>> START

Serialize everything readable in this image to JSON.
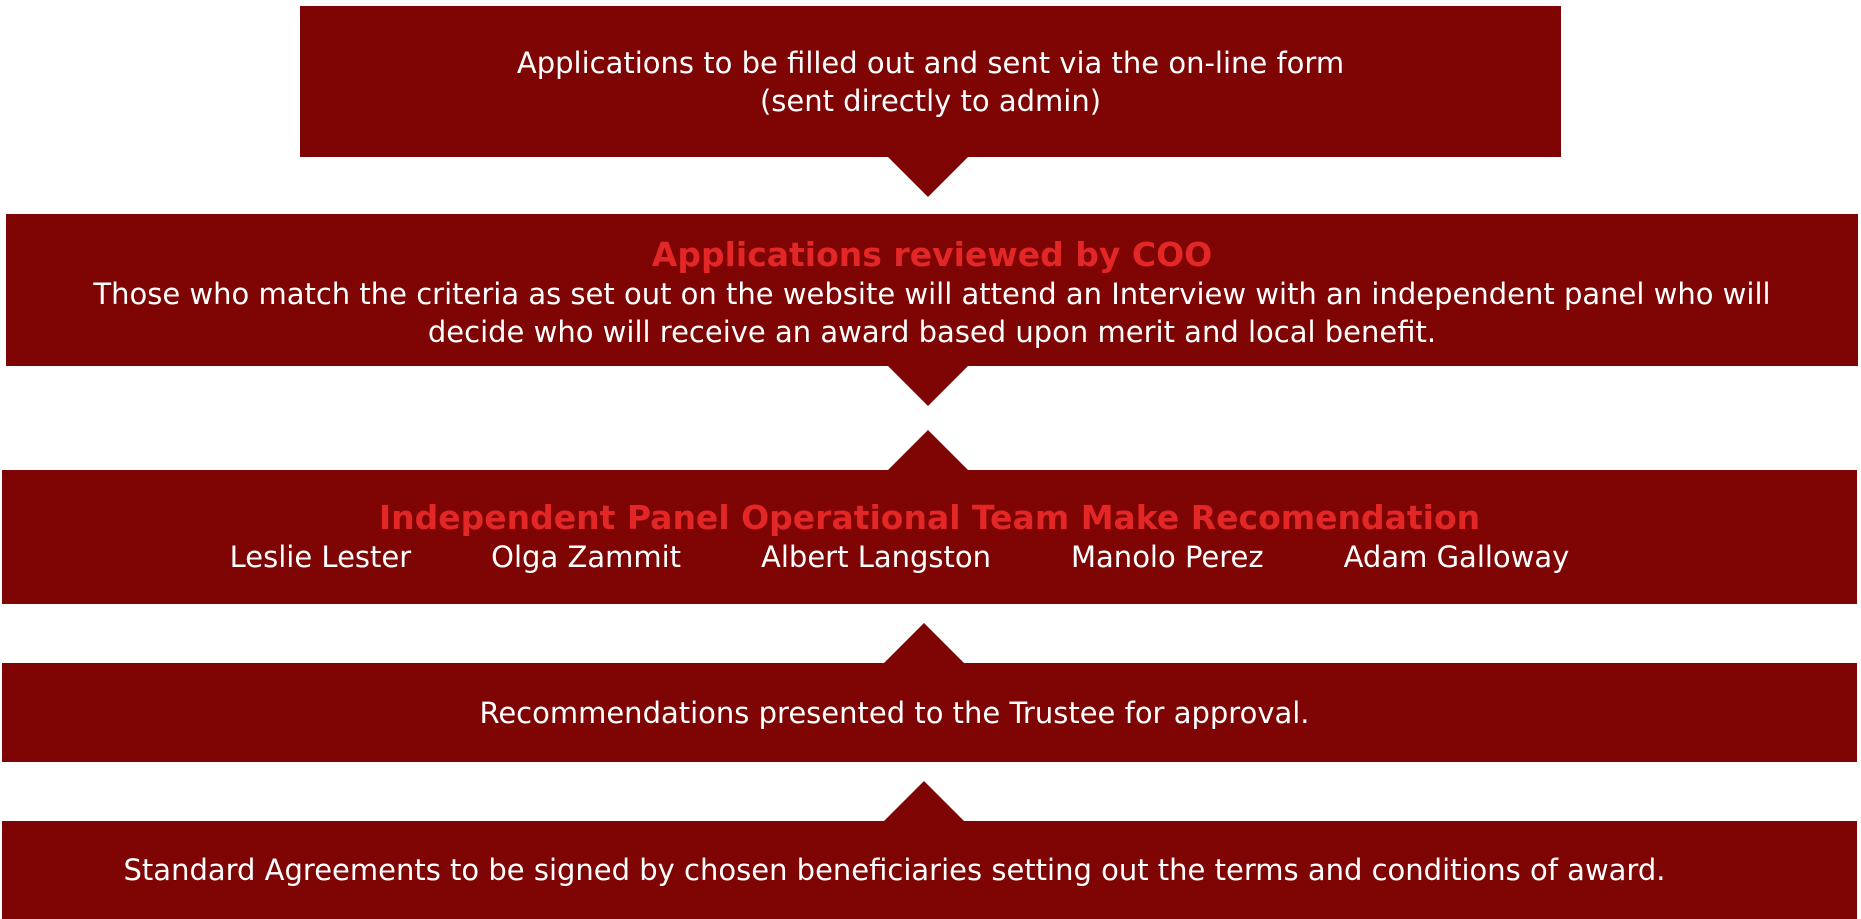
{
  "step1": {
    "lines": [
      "Applications to be filled out and sent via the on-line form",
      "(sent directly to admin)"
    ]
  },
  "step2": {
    "title": "Applications reviewed by COO",
    "lines": [
      "Those who match the criteria as set out on the website will attend an Interview with an independent panel who will",
      "decide who will receive an award based upon merit and local benefit."
    ]
  },
  "step3": {
    "title": "Independent Panel Operational Team Make Recomendation",
    "members": [
      "Leslie Lester",
      "Olga Zammit",
      "Albert Langston",
      "Manolo Perez",
      "Adam Galloway"
    ]
  },
  "step4": {
    "lines": [
      "Recommendations presented to the Trustee for approval."
    ]
  },
  "step5": {
    "lines": [
      "Standard Agreements to be signed by chosen beneficiaries setting out the terms and conditions of award."
    ]
  },
  "colors": {
    "box": "#7f0404",
    "title": "#e32626",
    "text": "#ffffff"
  }
}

>> END

From the listing above, copy out each line where the word "Applications" appears.

_RESULT:_
      "Applications to be filled out and sent via the on-line form",
    "title": "Applications reviewed by COO",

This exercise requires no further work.